→ Stated problem:
Give only the number of lines in the records that include the string "трлн".

Figure content listings:
========================================
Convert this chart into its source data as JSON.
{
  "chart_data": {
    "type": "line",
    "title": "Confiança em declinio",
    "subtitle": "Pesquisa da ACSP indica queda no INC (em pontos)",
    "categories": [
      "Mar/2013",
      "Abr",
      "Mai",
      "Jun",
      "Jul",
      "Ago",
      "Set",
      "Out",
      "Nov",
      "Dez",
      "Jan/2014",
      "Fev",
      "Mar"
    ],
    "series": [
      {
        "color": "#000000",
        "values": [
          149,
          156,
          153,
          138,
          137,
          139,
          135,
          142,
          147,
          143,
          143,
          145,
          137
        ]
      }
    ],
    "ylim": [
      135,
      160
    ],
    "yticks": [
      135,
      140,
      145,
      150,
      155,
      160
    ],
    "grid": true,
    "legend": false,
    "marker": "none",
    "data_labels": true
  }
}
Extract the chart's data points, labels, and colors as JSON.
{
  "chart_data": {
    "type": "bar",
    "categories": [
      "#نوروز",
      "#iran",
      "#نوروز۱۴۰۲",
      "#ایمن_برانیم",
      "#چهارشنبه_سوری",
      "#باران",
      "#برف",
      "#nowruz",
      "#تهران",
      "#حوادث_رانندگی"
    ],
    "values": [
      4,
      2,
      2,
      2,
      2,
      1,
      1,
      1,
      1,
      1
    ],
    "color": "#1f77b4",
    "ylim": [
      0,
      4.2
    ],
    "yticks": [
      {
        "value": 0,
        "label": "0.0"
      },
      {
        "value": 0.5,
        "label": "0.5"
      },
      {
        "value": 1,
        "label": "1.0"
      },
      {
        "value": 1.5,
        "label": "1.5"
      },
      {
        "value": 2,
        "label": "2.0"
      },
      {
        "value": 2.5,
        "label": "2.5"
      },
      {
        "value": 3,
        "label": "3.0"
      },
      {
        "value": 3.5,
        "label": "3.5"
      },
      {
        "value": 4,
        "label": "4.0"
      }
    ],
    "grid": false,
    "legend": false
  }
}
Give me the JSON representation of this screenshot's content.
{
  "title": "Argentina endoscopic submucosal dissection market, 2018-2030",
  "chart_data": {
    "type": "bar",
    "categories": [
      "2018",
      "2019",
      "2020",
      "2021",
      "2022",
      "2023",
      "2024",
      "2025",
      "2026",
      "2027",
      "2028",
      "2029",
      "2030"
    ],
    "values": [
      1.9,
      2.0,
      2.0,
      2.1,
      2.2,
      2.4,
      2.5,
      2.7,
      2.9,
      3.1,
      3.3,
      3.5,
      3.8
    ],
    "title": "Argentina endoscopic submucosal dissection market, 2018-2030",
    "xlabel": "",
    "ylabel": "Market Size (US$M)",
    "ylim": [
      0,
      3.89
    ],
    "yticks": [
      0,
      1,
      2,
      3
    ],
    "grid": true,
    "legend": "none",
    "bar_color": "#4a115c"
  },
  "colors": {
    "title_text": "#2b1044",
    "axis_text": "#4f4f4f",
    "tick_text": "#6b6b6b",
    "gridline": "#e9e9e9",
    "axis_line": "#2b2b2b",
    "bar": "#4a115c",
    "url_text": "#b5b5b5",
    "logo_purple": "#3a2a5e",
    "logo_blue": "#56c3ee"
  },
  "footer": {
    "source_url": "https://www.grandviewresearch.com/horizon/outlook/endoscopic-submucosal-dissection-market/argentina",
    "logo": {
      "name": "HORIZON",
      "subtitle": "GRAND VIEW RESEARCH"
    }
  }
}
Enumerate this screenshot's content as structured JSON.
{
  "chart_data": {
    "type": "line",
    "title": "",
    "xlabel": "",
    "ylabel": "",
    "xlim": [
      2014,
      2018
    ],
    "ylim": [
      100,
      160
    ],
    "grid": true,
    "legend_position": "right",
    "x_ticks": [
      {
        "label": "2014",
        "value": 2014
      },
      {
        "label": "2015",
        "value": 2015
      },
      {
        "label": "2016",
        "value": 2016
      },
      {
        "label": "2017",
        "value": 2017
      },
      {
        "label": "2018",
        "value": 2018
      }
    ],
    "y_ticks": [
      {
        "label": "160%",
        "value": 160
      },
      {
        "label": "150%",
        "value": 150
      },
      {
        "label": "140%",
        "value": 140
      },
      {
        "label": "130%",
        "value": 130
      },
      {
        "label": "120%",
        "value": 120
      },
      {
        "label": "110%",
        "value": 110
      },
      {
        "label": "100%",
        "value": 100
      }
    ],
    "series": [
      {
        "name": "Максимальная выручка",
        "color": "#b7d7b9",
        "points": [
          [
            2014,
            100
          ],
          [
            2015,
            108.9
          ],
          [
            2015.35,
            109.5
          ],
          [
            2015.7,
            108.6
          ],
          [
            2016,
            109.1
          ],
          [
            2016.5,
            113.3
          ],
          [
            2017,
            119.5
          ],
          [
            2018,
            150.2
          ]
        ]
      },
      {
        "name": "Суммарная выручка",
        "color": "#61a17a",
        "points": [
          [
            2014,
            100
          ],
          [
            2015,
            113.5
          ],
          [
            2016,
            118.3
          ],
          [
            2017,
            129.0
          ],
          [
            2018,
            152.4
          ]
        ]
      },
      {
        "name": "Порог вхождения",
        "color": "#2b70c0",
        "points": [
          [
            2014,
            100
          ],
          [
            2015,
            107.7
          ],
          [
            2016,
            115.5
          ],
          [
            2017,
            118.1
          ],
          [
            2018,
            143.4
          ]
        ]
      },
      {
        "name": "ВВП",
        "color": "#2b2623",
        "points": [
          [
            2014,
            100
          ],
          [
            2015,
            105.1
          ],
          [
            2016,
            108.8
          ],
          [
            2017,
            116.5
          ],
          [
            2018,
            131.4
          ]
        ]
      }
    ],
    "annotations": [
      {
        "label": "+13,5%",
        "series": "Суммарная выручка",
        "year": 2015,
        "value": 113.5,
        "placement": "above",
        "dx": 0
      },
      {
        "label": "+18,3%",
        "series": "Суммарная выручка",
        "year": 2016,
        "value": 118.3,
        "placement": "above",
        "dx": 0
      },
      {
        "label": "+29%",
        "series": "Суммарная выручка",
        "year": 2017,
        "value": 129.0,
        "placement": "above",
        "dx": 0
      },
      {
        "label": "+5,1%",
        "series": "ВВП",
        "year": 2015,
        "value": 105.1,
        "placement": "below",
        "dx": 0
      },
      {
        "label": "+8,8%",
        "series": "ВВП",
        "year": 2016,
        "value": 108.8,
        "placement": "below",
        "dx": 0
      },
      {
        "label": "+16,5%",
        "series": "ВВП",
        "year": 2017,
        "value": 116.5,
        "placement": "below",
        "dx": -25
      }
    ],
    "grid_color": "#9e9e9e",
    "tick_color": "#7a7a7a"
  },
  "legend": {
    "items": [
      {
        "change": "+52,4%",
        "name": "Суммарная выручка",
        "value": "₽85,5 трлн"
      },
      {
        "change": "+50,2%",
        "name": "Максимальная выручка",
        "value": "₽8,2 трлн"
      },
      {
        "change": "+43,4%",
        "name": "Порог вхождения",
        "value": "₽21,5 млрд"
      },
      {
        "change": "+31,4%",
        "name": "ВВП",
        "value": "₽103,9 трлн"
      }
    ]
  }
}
========================================
→ Full output:
3